» **TASK TO CARRY OUT**: Among the entries, which lines carry the string "Profit"? Copy each of them.
── PROVIDED RECORDS ──
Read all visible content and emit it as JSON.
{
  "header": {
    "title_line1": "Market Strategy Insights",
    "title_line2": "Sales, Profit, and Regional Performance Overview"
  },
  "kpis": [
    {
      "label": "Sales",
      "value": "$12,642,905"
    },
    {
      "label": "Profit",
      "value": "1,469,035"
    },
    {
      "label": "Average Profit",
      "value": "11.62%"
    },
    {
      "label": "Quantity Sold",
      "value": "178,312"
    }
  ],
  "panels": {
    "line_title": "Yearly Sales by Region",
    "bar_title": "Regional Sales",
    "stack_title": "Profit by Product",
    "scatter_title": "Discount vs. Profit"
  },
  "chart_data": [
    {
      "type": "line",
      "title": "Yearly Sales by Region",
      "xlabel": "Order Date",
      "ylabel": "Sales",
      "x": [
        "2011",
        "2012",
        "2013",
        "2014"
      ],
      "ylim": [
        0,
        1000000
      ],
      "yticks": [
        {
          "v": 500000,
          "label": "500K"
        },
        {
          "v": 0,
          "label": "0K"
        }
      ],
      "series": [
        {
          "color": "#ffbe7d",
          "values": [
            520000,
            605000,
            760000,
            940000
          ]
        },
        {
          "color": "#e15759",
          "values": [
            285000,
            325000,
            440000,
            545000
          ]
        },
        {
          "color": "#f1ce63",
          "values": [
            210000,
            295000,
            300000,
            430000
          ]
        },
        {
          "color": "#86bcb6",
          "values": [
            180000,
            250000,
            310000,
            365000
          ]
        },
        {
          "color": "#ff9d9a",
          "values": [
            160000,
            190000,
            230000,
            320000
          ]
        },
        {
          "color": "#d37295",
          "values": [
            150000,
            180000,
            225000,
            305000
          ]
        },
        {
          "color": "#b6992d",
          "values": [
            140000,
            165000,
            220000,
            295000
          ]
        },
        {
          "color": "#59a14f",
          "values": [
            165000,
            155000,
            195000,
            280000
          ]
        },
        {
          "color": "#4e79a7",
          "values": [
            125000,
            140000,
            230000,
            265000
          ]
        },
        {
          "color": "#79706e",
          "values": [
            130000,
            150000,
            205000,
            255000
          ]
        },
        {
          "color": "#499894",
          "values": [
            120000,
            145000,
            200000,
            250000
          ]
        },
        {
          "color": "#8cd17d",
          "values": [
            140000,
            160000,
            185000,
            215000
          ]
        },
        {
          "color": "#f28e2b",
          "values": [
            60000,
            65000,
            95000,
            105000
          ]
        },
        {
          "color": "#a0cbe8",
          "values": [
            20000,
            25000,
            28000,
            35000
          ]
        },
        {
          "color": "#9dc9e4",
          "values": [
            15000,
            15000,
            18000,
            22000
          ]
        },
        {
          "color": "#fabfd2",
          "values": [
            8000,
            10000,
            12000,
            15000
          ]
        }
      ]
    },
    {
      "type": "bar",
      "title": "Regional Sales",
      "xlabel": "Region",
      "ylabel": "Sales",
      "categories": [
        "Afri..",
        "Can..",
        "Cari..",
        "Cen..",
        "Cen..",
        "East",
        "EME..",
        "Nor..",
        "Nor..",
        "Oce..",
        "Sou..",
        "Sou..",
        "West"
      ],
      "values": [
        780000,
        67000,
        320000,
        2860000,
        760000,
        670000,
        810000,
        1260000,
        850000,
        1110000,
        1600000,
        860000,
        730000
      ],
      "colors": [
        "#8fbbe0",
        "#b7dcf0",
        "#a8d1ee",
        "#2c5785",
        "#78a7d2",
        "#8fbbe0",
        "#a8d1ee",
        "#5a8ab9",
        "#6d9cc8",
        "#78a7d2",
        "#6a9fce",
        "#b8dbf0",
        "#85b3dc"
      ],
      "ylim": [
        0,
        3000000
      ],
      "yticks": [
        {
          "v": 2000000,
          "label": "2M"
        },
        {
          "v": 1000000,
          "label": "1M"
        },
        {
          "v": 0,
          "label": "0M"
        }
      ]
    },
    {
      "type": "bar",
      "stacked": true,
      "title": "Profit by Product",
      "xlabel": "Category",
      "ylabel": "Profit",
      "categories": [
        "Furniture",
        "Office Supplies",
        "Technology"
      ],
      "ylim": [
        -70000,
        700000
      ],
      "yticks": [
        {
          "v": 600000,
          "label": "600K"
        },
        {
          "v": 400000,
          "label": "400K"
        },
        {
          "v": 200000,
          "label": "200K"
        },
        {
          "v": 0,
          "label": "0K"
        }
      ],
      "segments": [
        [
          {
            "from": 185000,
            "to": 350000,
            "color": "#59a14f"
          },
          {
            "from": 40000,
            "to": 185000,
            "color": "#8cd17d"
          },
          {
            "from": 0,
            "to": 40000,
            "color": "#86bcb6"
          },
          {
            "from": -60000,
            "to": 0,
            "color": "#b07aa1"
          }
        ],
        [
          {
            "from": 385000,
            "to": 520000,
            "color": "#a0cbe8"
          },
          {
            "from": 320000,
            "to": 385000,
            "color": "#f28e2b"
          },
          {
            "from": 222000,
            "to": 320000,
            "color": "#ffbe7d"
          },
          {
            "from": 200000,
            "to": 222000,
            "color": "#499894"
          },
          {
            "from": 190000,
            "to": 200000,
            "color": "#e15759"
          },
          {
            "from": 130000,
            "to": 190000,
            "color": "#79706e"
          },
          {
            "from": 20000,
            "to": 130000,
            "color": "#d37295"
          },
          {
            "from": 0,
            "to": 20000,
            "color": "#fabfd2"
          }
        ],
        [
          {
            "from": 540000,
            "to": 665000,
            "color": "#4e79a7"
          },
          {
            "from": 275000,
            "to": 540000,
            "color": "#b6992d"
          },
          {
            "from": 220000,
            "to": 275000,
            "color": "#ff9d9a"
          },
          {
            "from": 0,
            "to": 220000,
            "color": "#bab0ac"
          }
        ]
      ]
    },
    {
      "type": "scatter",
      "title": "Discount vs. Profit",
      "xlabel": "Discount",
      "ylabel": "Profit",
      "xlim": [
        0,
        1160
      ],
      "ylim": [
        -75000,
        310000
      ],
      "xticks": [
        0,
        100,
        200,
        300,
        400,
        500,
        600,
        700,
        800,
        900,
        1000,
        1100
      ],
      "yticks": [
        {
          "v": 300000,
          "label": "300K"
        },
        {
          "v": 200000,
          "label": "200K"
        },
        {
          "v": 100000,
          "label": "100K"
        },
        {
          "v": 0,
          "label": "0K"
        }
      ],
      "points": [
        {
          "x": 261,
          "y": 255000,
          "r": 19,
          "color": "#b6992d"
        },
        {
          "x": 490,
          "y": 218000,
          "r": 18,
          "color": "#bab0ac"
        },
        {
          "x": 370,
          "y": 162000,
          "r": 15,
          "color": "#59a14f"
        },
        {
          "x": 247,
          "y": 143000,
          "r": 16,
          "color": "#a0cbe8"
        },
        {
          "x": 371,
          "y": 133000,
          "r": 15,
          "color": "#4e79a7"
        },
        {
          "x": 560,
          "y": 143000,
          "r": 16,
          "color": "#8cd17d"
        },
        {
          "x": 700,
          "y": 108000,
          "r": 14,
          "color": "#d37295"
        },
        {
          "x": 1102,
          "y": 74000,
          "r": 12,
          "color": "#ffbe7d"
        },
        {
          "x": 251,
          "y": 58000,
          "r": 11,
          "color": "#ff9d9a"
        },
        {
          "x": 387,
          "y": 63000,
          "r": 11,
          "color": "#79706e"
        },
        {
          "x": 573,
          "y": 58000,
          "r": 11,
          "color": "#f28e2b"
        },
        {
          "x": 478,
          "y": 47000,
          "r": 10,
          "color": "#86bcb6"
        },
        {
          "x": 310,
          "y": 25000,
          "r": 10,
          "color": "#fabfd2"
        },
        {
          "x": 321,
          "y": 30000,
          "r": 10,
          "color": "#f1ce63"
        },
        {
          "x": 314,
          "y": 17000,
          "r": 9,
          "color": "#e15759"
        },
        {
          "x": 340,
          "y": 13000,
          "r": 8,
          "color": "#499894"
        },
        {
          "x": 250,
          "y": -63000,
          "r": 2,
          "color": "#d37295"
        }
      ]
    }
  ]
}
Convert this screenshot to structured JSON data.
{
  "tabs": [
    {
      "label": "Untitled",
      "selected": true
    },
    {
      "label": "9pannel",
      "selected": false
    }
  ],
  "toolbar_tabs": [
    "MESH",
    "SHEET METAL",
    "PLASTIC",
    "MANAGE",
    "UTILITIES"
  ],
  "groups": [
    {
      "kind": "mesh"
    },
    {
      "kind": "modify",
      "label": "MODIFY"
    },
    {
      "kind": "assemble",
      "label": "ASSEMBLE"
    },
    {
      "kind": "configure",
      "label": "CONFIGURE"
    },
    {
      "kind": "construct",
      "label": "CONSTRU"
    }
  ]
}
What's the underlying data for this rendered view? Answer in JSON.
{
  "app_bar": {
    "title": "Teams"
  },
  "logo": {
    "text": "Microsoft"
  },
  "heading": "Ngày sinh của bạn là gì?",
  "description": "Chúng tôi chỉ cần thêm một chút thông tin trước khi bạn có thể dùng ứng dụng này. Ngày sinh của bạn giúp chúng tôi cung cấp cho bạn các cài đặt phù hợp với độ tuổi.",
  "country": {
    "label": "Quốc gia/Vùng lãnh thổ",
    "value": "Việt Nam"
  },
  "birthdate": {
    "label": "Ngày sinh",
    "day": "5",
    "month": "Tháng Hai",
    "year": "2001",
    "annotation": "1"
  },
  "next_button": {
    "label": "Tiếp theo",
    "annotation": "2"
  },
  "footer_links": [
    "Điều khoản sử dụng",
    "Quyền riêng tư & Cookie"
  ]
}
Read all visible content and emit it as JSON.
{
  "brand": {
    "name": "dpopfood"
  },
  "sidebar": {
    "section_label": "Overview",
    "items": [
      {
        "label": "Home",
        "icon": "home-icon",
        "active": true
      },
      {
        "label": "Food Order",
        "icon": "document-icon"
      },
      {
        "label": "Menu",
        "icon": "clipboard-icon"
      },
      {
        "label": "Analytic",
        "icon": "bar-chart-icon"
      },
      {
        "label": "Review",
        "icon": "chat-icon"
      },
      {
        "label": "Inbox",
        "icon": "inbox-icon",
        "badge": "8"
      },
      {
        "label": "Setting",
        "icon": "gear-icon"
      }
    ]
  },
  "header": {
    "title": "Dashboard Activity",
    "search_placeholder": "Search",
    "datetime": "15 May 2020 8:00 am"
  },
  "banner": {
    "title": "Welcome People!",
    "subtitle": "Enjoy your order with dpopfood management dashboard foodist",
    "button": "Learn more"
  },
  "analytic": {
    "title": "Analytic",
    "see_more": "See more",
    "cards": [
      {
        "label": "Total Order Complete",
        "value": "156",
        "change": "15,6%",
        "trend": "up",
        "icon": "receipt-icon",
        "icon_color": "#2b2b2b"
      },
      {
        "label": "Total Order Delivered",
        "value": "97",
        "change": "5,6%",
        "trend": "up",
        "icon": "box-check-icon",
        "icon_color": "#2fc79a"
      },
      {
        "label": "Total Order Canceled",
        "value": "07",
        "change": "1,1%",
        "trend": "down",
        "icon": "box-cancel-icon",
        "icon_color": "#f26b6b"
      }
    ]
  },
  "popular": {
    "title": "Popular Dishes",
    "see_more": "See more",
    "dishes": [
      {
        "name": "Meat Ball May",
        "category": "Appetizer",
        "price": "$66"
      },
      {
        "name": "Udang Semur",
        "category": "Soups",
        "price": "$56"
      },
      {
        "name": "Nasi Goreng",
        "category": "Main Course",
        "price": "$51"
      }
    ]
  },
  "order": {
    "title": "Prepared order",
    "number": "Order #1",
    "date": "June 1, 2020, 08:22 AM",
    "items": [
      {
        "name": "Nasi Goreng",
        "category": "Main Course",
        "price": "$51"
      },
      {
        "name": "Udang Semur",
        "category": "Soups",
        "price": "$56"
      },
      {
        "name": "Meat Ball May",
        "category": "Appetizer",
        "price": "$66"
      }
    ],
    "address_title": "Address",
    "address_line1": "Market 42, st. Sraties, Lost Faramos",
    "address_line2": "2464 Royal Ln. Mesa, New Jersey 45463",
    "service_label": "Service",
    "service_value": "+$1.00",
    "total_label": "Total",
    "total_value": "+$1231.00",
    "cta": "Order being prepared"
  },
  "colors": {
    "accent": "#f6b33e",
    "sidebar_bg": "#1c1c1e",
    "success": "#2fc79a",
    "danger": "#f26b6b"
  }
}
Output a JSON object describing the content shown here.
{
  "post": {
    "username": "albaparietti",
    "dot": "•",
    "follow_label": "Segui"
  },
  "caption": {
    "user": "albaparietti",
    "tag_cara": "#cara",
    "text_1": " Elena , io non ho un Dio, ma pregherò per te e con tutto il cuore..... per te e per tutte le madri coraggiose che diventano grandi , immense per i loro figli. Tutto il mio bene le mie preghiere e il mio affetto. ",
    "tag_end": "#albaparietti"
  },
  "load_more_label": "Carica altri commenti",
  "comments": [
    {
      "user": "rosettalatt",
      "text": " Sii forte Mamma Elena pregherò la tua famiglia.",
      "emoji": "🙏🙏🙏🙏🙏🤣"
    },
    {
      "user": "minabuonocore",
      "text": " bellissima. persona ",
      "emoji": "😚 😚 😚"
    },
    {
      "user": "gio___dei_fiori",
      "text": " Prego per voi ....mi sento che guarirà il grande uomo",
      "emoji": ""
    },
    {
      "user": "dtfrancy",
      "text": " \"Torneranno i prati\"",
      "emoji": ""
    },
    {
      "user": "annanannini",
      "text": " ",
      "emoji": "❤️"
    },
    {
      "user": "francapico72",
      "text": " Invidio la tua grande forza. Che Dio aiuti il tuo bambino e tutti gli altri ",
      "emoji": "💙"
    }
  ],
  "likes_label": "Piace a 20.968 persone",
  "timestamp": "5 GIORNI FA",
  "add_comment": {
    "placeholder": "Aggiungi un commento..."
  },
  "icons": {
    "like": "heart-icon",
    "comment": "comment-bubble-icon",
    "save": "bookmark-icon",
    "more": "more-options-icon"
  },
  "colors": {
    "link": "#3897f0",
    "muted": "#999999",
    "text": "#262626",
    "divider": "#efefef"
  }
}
───
» **RESPONSE TO THE TASK**:
    "title_line2": "Sales, Profit, and Regional Performance Overview"
      "label": "Profit",
      "label": "Average Profit",
    "stack_title": "Profit by Product",
    "scatter_title": "Discount vs. Profit"
      "title": "Profit by Product",
      "ylabel": "Profit",
      "title": "Discount vs. Profit",
      "ylabel": "Profit",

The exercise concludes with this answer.